# Gator trax??



## duckman49 (Aug 21, 2010)

I talked to a guy a while back from here that sold gator trax boats. We talked about the 3 man hide. Lost his number anyone have it or If you see this shoot me a PM please.


----------



## Spec-Rig.006 (Nov 2, 2007)

Are you sure ... ? From a dealer ... ?

My understanding (having Pro-staffed for Gator Trax) is that you can buy them at Bass Pro shops in Texas but I can't think of any private dealers offhand - at least not anywhere near Baytown.

Do you want Kent's number?


----------



## duckman49 (Aug 21, 2010)

So info wanted to order one I could go through bass pro so they took care if shipping and all that?


----------



## Spec-Rig.006 (Nov 2, 2007)

If you want to order one custom you need to go through Gator Trax proper. The boats at Bass Pro are stock boats. I'll PM you shortly.


----------



## JAKib (Jan 14, 2012)

There is a gator hide sitting at Tracker Marine in Beaumont right now, it is kept on the showroom floor. Already grassed and ready to roll. I don't know which MB is on it though.


----------



## duckman49 (Aug 21, 2010)

Thanks I will give them a call!


----------



## 3CK (Oct 5, 2010)

JAKib said:


> There is a gator hide sitting at Tracker Marine in Beaumont right now, it is kept on the showroom floor. Already grassed and ready to roll. I don't know which MB is on it though.
════
## Prompt 1
From the Gator Trax boat thread, copy out the passage from "I talked to" to "a PM please.".
## Prompt 2
In the Gator Trax boat thread, where is the gator hide that is kept on the showroom floor?
## Prompt 3
Write the next part of the forum thread about Gator Trax boats, picking up after its last post.
════
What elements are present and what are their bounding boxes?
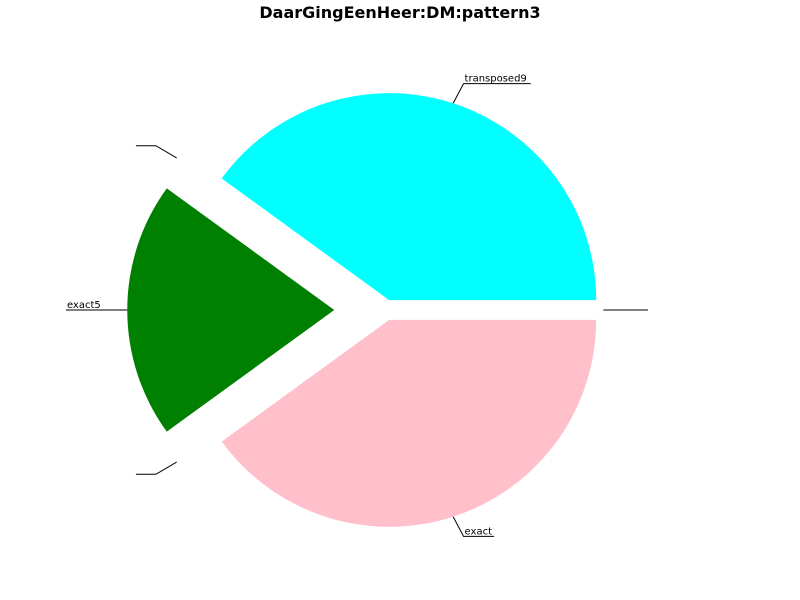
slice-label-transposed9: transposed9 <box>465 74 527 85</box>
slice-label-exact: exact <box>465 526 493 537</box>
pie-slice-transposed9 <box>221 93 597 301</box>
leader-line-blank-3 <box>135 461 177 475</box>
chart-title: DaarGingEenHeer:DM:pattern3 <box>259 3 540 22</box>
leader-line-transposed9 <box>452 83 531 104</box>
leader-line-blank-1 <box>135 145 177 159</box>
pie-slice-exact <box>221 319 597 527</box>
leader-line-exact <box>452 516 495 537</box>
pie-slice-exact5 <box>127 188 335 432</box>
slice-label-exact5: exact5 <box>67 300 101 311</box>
════
## Final answer 1
I talked to a guy a while back from here that sold gator trax boats. We talked about the 3 man hide. Lost his number anyone have it or If you see this shoot me a PM please.

## Final answer 2
At Tracker Marine in Beaumont.

## Final answer 3
Probably Sport V with Customer Trailer Bracket. :rotfl::rotfl::rotfl:


----------



## calphil (Jan 17, 2011)

You never know it could have the SportH ... Hahahaha 


Sent from... who cares..


----------



## JAKib (Jan 14, 2012)

3CK said:


> Probably Sport V with Customer Trailer Bracket. :rotfl::rotfl::rotfl:


I don't recall seing a unicorn, or a puddle of oil for that matter


----------



## duckman49 (Aug 21, 2010)

Ok so has anyone hunted out if the gator trax 3 or 4 man hide?


----------



## duckman49 (Aug 21, 2010)

If so can you tell me how you liked it or disliked it, thanks!!


----------



## Gethookedadventures (Jan 1, 2007)

JAKib said:


> There is a gator hide sitting at Tracker Marine in Beaumont right now, it is kept on the showroom floor. Already grassed and ready to roll. I don't know which MB is on it though.


Man I am going to have to check that out. I want one bad.


----------



## Mojo281 (Sep 7, 2006)

I've heard mixed reviews on the gator hide but haven't hunted out of one myself... I run a PD SBX w/ a 36hp PD and find that hunting out of natural vegetation and ditching the boat works best 99% of the time. If you have to hunt out of a boat, you're hunting in the wrong spot!!


----------



## flatsmaster14 (Mar 25, 2011)

Gator trax makes a good boat but you could get a custom boat built cheaper with more options. What are they new like 10k? You can get 2 boats for that price!


----------



## duckman49 (Aug 21, 2010)

50% of the time I park boat and walk in but the other half we are standing in knee deep mud and 6 inches of cover. I was thinking this boat would work great for that an for bowfishing with the covers on the man holes lots of room.


----------



## flatsmaster14 (Mar 25, 2011)

I'd go for a custom boat with the same layout. Either way if you want a new boat you better start ordering or you might not have it for teal season! Call wc custom boats and tell them what you want


----------



## Spec-Rig.006 (Nov 2, 2007)

flatsmaster14 said:


> I'd go for a custom boat with the same layout.


Gator Trax boats are custom made to order.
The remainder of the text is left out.